## Begin MATERIAL

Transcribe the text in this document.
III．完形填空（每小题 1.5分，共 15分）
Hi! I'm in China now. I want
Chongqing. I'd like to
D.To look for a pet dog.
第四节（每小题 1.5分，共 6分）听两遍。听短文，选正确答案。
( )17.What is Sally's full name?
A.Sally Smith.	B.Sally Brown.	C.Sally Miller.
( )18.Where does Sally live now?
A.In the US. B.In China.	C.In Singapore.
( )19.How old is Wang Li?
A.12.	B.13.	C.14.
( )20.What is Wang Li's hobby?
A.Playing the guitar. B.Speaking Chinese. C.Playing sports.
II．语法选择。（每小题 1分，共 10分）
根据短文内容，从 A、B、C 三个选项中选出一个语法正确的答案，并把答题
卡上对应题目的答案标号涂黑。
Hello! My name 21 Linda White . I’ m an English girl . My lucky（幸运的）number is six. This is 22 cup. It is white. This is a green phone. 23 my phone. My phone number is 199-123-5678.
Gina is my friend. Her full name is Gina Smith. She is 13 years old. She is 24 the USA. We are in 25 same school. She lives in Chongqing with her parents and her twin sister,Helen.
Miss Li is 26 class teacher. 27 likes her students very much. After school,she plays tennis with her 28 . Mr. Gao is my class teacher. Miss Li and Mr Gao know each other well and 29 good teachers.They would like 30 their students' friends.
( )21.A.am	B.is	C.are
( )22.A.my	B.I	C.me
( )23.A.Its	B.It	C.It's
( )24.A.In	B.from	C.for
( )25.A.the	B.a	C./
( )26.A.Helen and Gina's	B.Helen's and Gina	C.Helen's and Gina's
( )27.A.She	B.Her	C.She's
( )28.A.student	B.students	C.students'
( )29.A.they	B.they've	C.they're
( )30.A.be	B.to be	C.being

## End MATERIAL

Go over the data above and copy every line that has the word "Gina" in it.

Gina is my friend. Her full name is Gina Smith. She is 13 years old. She is 24 the USA. We are in 25 same school. She lives in Chongqing with her parents and her twin sister,Helen.
( )26.A.Helen and Gina's	B.Helen's and Gina	C.Helen's and Gina's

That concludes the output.